> GIVEN INSTRUCTION: Copy out, unchanged, the stretch of lines from the one containing "Give bounding boxes" through the one containing "cellular-signal-icon <box>906 81 958 91</box>", including both ends.

> RECORDED INFORMATION:
········

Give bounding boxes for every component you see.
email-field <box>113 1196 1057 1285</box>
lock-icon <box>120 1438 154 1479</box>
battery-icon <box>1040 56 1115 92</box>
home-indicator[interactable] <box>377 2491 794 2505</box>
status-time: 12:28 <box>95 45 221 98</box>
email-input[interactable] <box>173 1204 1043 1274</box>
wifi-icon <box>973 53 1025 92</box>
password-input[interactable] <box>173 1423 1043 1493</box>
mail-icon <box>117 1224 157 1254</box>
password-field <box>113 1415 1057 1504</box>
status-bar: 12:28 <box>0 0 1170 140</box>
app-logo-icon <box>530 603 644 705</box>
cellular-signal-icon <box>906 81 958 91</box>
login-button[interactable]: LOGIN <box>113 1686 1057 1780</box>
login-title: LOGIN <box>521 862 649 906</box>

········

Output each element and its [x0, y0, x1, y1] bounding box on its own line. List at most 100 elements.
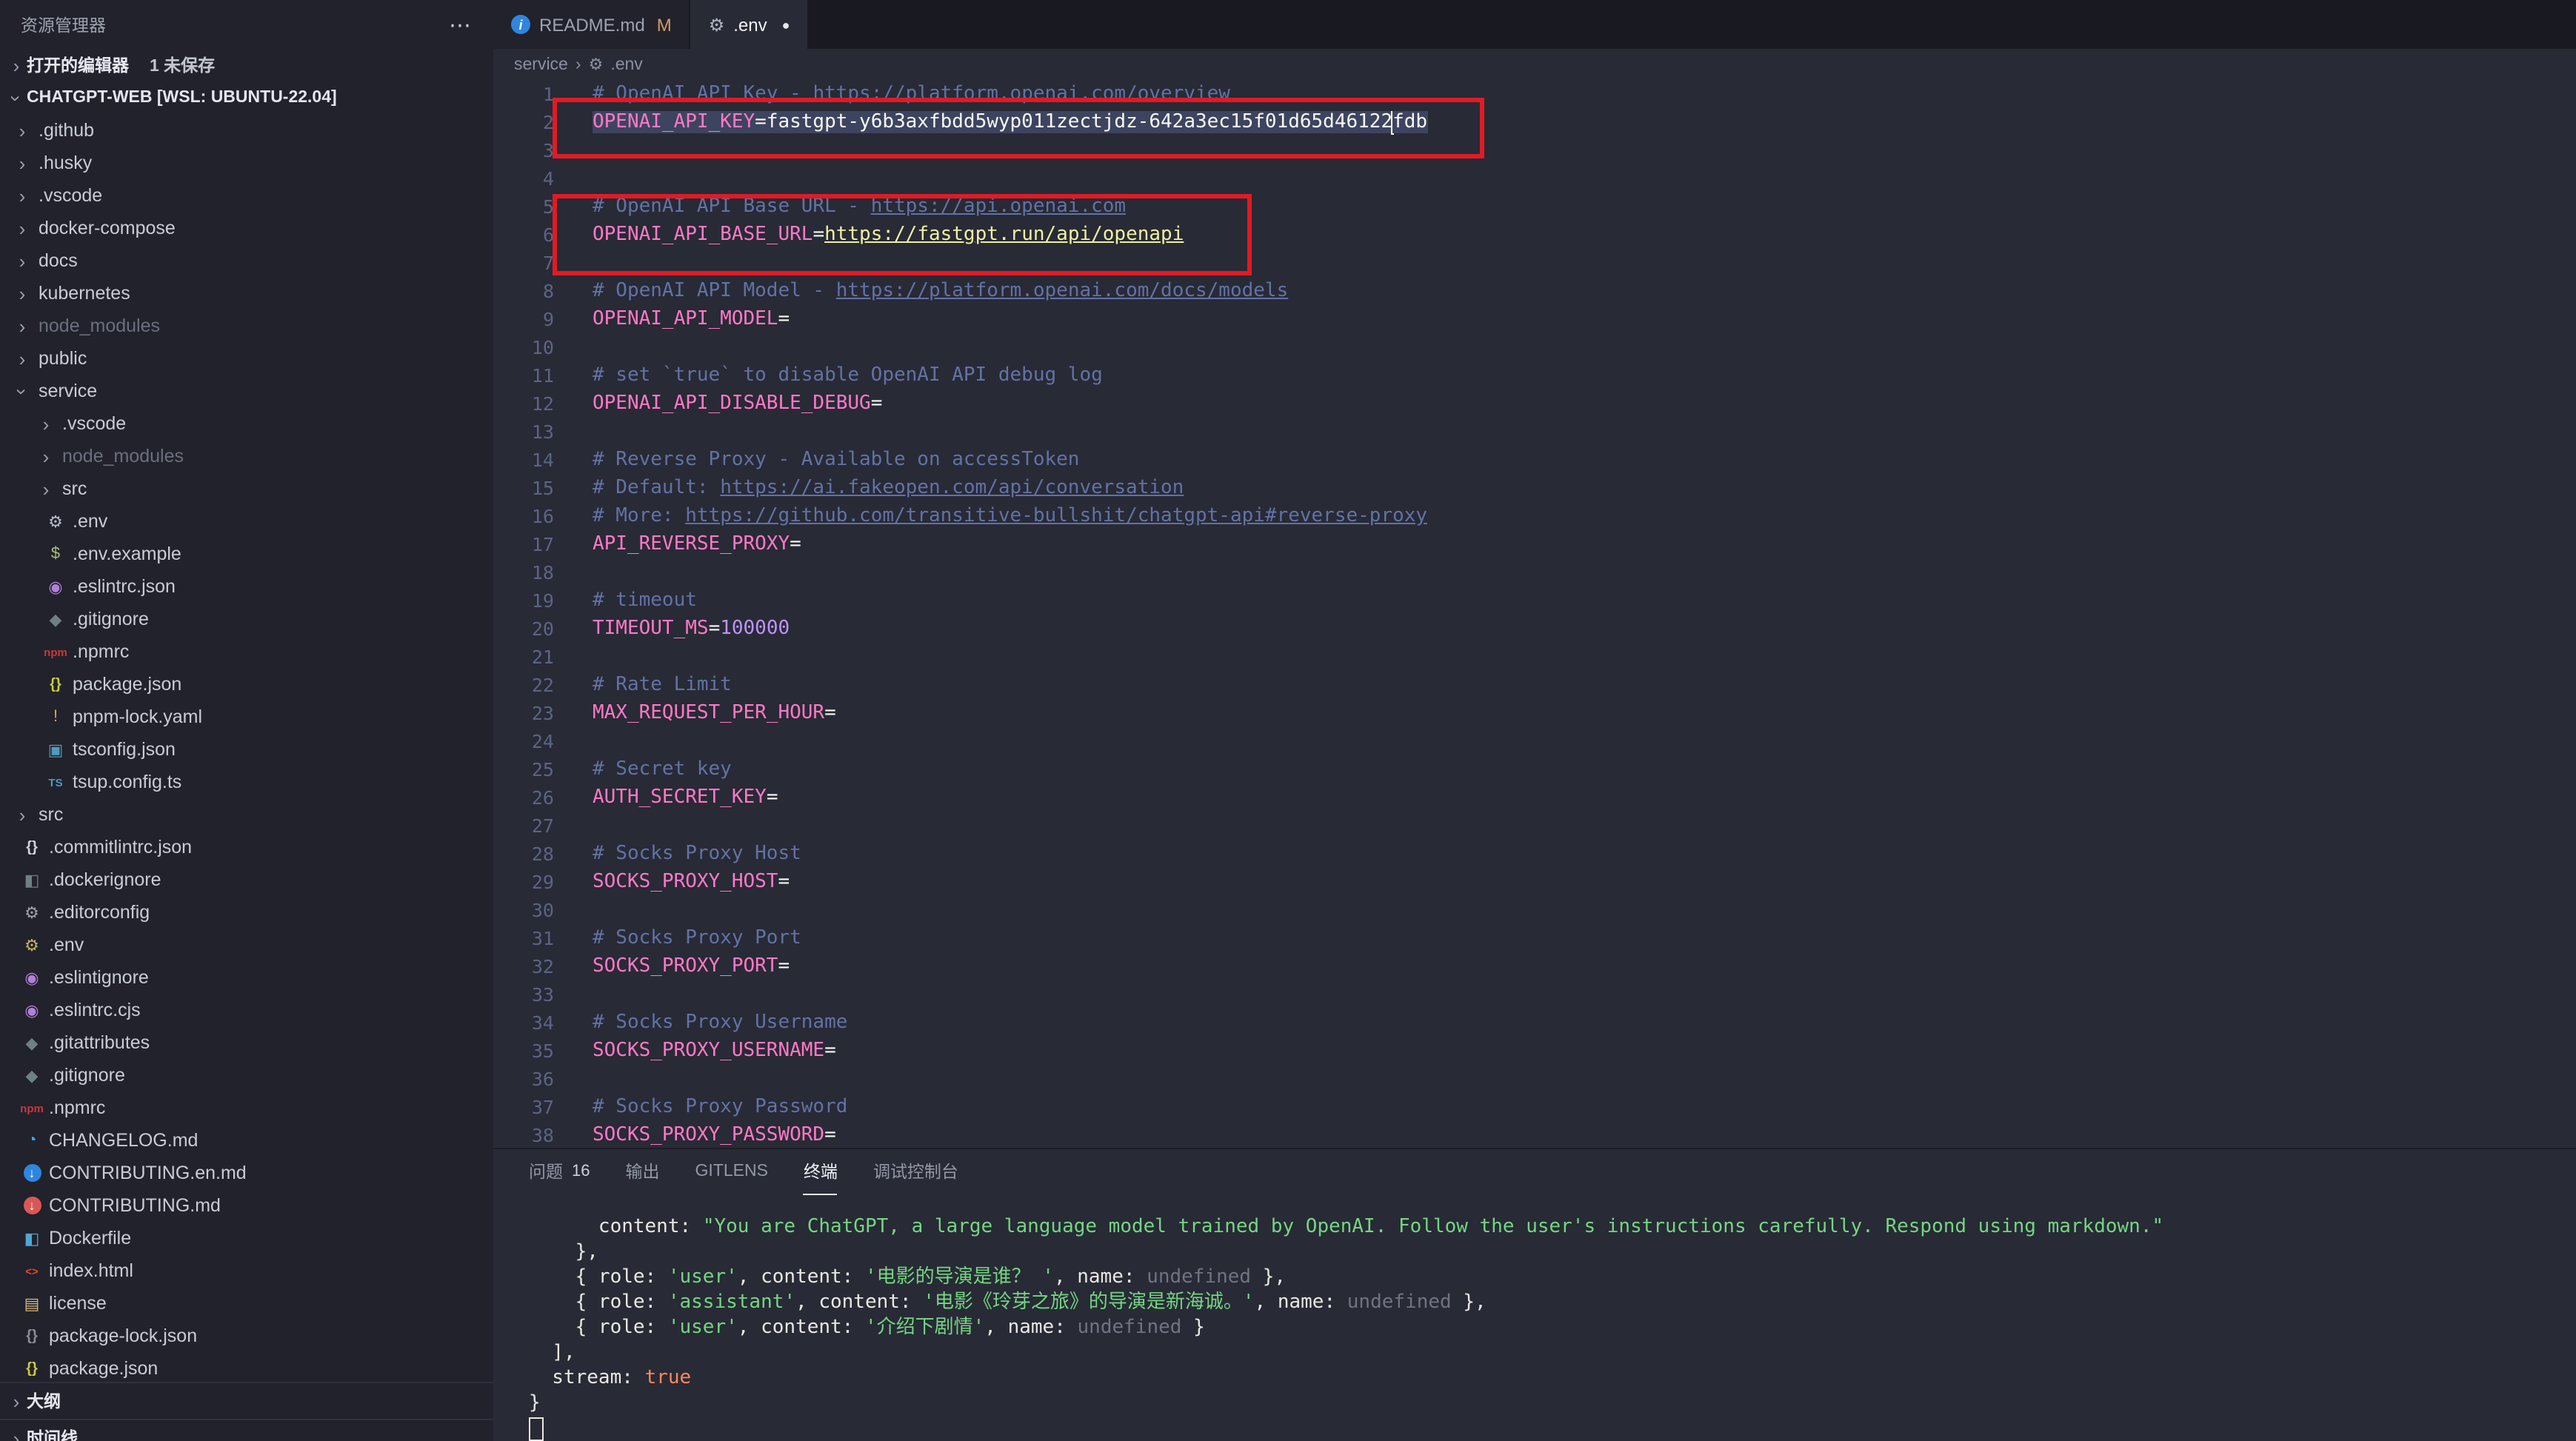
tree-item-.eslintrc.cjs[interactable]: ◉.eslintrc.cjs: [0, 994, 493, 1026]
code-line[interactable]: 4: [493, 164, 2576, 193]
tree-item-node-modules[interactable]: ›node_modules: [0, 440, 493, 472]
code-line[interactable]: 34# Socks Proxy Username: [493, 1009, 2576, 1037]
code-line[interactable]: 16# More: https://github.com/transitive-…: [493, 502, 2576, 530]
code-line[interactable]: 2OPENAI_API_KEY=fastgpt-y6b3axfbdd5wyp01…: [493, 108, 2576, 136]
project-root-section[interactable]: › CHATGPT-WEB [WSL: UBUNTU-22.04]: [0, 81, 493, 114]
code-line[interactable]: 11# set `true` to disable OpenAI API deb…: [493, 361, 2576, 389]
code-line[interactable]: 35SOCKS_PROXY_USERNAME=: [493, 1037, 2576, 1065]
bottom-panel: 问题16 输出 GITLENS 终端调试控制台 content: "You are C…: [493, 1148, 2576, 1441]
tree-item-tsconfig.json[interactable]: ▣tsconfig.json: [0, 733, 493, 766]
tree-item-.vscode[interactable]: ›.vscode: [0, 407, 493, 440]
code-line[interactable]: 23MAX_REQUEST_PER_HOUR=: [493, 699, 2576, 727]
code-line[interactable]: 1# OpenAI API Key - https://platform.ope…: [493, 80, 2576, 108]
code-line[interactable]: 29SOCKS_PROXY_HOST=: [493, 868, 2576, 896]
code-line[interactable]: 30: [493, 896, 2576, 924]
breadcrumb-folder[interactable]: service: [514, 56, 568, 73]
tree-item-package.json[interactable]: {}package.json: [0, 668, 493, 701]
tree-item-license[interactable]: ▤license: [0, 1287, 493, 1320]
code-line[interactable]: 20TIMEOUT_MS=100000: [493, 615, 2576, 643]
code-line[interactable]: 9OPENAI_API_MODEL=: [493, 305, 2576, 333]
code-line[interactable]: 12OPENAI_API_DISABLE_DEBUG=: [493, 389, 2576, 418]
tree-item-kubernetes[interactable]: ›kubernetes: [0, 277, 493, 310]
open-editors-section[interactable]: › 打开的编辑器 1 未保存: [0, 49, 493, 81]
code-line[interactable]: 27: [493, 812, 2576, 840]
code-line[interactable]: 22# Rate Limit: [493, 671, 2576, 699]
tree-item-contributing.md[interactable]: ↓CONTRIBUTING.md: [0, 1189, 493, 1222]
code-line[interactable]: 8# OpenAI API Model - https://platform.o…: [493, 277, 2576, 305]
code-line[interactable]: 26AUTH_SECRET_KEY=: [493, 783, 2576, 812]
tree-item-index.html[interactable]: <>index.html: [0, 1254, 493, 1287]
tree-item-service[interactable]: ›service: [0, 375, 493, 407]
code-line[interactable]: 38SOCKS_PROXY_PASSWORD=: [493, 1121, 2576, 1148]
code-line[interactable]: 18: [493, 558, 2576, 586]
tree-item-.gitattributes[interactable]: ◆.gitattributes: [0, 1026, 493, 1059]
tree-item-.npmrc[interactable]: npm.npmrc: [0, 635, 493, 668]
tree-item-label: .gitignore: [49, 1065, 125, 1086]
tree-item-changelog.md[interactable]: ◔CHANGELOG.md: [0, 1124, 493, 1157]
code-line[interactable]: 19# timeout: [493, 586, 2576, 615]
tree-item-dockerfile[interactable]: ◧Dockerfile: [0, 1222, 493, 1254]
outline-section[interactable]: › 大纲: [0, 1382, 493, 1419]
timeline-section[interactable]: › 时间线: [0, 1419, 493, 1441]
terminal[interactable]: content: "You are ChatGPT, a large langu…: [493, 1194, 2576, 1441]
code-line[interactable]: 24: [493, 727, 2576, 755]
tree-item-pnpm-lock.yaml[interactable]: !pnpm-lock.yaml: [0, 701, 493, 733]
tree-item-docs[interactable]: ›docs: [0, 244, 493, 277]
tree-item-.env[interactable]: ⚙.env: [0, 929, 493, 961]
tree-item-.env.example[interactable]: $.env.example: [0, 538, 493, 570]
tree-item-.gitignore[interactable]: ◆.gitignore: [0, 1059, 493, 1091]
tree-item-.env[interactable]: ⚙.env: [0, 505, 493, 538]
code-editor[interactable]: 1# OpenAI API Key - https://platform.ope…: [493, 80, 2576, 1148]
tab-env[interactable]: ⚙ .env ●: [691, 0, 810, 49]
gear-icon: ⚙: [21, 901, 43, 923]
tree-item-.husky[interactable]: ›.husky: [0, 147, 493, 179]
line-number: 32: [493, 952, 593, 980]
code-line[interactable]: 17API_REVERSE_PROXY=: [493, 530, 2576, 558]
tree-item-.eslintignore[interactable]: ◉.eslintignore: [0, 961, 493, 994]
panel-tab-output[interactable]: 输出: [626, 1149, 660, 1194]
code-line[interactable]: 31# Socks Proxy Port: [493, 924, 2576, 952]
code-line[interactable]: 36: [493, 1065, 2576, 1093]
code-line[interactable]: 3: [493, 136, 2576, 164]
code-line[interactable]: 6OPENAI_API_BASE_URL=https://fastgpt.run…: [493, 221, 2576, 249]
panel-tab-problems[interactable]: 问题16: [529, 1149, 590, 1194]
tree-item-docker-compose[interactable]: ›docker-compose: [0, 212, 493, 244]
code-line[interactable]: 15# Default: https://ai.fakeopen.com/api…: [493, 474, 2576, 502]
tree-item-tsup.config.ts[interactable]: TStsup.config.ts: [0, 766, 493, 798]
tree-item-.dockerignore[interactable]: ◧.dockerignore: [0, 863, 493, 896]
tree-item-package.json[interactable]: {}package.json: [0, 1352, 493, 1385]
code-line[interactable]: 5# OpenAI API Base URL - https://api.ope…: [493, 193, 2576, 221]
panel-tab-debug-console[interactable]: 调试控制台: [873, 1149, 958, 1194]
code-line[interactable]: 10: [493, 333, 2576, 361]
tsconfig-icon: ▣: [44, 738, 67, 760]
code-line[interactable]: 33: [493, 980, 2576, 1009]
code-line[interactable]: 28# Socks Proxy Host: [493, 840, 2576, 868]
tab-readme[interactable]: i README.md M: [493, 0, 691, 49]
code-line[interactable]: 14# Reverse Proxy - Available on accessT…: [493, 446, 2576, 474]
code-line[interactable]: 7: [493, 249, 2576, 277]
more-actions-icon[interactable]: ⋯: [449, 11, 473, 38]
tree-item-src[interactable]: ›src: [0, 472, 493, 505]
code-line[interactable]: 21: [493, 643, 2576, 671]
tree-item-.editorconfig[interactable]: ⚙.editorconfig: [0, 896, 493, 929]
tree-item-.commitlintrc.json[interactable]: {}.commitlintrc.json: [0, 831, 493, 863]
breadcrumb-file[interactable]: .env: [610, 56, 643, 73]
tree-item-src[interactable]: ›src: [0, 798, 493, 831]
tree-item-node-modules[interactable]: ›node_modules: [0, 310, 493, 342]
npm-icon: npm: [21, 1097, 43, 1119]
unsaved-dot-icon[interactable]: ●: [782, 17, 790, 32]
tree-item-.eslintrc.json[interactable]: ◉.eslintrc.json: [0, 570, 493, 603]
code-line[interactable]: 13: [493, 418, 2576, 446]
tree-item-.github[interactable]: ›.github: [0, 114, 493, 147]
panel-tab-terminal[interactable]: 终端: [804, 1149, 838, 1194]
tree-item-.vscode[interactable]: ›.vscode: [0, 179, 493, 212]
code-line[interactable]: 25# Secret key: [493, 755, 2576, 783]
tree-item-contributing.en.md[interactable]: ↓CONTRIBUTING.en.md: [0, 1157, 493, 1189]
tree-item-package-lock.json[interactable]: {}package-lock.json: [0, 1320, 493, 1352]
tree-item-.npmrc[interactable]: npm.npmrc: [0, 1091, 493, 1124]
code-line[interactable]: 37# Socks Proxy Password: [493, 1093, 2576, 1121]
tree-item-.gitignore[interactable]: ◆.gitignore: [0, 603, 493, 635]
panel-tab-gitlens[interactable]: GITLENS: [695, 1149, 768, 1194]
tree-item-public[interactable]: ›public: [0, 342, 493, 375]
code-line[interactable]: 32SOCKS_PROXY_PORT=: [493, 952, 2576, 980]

········

> EXPECTED ANSWER:
Give bounding boxes for every component you see.
email-field <box>113 1196 1057 1285</box>
lock-icon <box>120 1438 154 1479</box>
battery-icon <box>1040 56 1115 92</box>
home-indicator[interactable] <box>377 2491 794 2505</box>
status-time: 12:28 <box>95 45 221 98</box>
email-input[interactable] <box>173 1204 1043 1274</box>
wifi-icon <box>973 53 1025 92</box>
password-input[interactable] <box>173 1423 1043 1493</box>
mail-icon <box>117 1224 157 1254</box>
password-field <box>113 1415 1057 1504</box>
status-bar: 12:28 <box>0 0 1170 140</box>
app-logo-icon <box>530 603 644 705</box>
cellular-signal-icon <box>906 81 958 91</box>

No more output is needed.